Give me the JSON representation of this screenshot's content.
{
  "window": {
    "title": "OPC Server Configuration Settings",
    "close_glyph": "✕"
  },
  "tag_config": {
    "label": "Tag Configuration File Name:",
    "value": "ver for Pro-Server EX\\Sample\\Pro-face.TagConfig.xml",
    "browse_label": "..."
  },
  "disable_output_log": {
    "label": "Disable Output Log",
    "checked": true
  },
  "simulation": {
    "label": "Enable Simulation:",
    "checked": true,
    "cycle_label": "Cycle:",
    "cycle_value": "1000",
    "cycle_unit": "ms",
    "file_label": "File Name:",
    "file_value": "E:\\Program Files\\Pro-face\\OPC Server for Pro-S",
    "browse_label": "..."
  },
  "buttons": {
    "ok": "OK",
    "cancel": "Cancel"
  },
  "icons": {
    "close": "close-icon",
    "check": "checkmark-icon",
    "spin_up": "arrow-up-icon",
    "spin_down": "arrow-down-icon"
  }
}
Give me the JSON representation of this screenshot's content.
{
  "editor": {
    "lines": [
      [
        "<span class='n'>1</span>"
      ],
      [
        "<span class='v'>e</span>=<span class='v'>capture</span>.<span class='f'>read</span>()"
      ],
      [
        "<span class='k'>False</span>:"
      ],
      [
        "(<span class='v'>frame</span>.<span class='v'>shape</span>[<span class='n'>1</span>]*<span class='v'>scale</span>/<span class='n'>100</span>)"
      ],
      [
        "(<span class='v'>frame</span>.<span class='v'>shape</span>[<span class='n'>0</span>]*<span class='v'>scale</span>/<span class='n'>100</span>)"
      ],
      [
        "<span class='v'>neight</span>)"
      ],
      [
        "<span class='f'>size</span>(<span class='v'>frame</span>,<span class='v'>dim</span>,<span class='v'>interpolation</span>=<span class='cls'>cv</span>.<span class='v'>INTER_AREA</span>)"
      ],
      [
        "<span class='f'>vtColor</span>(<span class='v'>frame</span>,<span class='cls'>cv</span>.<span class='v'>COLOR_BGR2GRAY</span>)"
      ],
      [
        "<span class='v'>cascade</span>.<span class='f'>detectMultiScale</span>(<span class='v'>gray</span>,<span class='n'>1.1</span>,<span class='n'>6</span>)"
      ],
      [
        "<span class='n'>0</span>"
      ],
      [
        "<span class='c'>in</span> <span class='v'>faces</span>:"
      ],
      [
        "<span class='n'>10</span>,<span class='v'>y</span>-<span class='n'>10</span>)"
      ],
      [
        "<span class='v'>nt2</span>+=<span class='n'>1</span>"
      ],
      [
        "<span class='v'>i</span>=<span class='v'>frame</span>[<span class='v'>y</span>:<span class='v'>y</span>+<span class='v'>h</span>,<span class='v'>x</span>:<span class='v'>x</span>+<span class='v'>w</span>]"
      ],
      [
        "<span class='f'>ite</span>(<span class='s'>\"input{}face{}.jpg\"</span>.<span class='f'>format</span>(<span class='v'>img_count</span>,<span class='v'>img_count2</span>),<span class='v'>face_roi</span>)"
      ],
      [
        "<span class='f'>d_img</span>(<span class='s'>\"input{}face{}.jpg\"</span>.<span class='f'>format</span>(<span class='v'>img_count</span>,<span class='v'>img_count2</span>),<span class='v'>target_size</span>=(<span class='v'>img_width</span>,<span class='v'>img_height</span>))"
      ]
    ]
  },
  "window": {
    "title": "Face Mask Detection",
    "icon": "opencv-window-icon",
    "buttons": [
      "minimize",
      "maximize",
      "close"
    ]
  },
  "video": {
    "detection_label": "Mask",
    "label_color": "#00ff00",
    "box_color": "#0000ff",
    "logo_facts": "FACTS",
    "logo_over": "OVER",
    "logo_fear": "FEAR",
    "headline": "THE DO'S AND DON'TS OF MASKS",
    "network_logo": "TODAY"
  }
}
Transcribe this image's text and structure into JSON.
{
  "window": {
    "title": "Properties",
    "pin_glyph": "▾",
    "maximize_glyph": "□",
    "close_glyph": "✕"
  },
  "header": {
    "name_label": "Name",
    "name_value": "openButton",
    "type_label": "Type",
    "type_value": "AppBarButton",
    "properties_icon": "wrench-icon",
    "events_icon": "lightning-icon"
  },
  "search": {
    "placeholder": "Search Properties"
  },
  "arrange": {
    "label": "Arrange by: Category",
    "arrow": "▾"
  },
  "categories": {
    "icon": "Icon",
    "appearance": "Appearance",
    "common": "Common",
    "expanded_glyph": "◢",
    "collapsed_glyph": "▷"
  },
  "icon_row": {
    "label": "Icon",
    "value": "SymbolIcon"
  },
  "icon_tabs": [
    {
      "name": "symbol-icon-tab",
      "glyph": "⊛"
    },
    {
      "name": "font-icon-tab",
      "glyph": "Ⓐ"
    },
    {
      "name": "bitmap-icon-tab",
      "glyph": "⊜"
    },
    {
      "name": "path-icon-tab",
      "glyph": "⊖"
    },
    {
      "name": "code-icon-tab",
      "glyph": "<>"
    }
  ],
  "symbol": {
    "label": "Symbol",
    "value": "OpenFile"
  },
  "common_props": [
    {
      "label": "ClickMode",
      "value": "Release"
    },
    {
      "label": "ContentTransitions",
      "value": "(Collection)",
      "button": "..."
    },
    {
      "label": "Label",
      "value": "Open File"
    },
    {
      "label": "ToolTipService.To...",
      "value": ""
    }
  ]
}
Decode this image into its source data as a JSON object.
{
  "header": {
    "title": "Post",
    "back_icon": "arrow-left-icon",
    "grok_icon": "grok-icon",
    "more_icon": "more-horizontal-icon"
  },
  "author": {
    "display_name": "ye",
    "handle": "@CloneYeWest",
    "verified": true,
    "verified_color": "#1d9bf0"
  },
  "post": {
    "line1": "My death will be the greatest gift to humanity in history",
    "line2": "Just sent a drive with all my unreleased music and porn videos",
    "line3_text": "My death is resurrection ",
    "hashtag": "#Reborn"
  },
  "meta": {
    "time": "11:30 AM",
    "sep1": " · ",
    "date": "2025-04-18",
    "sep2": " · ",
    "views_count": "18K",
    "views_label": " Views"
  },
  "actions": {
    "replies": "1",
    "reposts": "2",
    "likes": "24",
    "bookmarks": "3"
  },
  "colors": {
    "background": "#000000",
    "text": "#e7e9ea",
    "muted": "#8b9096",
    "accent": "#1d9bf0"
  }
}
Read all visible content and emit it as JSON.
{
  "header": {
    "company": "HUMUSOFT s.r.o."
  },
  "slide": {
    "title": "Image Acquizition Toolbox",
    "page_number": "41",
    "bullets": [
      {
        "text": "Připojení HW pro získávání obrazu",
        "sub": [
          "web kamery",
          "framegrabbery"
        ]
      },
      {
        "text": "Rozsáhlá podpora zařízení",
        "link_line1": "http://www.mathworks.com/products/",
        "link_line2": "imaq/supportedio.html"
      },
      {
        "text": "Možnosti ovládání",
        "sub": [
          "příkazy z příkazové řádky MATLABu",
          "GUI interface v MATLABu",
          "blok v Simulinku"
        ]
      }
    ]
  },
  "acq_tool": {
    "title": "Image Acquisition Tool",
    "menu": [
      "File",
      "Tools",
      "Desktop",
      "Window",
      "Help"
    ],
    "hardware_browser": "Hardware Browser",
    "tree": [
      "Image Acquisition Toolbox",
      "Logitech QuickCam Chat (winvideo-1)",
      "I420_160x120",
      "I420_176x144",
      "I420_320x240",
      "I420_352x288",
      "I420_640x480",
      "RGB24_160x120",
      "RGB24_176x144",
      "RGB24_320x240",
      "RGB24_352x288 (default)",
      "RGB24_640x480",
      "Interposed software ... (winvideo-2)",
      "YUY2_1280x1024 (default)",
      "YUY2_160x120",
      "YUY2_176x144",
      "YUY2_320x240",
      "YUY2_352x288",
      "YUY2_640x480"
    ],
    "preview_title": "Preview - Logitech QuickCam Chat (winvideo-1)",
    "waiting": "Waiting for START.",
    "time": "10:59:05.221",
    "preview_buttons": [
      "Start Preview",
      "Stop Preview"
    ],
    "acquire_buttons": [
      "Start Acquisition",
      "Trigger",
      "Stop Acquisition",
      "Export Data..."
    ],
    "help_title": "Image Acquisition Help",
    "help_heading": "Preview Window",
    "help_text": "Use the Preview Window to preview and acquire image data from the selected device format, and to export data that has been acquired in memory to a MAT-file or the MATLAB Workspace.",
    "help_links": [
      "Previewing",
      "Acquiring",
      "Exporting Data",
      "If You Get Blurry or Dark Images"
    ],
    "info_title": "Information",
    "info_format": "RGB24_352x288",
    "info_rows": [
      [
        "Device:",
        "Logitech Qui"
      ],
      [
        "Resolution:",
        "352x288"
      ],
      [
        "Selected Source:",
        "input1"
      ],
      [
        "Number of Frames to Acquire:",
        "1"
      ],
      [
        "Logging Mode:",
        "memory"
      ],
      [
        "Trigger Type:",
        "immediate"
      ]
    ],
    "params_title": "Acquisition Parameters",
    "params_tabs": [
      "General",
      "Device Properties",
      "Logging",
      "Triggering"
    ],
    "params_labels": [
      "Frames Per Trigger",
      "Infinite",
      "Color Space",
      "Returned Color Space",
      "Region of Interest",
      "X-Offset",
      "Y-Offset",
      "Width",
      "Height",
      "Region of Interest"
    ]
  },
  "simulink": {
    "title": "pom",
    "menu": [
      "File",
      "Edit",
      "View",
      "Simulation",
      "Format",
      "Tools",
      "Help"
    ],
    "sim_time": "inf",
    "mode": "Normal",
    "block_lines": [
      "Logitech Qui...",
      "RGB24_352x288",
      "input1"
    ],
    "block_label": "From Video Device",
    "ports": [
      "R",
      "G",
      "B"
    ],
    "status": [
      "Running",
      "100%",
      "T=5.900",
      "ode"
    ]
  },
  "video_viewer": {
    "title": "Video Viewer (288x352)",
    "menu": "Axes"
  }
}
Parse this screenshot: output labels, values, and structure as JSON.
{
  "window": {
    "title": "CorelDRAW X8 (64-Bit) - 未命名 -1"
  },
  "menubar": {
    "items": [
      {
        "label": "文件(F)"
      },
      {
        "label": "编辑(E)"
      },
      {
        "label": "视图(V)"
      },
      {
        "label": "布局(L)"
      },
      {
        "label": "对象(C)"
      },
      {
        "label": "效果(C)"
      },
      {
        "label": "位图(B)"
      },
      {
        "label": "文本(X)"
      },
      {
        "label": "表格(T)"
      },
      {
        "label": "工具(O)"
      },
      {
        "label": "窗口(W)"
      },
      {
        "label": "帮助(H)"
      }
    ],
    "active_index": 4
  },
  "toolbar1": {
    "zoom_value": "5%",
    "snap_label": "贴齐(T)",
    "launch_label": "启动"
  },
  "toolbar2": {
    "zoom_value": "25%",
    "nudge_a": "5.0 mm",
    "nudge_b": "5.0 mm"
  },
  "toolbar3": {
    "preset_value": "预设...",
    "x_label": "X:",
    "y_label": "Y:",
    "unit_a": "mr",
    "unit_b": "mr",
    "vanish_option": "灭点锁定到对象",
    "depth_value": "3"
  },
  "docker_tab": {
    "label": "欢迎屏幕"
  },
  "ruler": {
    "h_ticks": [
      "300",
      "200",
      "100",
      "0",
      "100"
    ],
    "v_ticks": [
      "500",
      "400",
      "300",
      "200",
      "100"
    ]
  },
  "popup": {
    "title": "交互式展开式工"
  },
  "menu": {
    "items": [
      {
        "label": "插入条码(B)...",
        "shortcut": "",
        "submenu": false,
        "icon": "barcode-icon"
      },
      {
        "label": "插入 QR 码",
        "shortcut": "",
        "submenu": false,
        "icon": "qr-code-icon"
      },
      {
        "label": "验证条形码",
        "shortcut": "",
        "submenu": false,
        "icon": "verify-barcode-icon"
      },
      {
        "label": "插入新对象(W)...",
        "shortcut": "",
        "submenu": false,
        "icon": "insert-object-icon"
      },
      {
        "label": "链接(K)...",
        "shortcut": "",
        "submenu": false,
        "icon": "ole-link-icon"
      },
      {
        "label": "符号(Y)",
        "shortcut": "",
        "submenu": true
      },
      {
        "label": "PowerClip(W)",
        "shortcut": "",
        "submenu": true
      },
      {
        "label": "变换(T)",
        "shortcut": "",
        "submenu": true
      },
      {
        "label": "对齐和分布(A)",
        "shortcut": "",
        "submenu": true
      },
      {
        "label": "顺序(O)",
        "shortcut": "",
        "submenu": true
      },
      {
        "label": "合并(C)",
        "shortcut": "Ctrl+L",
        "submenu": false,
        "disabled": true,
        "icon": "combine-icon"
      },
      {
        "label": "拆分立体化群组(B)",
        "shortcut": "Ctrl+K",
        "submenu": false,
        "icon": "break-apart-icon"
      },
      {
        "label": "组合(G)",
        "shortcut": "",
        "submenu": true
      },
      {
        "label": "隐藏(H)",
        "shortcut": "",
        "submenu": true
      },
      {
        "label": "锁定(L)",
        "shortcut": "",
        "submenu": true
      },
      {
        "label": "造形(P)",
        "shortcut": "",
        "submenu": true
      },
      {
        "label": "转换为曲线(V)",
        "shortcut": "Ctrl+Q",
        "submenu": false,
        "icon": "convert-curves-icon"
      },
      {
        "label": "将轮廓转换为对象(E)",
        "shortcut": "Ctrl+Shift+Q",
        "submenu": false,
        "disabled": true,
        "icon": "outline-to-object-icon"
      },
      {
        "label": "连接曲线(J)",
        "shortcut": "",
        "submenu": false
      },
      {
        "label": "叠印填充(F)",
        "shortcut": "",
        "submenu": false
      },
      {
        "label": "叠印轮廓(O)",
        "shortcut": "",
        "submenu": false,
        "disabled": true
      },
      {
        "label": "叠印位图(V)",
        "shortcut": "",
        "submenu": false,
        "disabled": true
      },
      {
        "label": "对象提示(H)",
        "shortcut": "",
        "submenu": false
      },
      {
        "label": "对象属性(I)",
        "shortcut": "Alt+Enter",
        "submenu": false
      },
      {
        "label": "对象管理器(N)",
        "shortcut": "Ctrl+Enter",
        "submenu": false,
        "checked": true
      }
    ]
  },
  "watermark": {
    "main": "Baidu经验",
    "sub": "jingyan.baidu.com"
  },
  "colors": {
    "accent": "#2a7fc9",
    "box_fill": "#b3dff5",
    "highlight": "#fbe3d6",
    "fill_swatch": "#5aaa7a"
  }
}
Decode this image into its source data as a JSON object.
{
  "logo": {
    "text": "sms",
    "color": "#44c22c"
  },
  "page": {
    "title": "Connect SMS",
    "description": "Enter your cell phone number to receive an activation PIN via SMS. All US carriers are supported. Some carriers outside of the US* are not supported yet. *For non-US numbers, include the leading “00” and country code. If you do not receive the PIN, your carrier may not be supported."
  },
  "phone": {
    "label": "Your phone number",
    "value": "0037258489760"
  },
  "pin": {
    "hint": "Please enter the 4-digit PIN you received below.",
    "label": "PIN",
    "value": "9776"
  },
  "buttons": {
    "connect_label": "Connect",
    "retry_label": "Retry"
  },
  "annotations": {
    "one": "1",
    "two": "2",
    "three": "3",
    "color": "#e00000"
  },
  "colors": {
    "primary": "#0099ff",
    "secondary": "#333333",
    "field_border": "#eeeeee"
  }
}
----------------------------------------
Stated goal
Which lines above contain the word "death"? Copy each of them.

Written response
    "line1": "My death will be the greatest gift to humanity in history",
    "line3_text": "My death is resurrection ",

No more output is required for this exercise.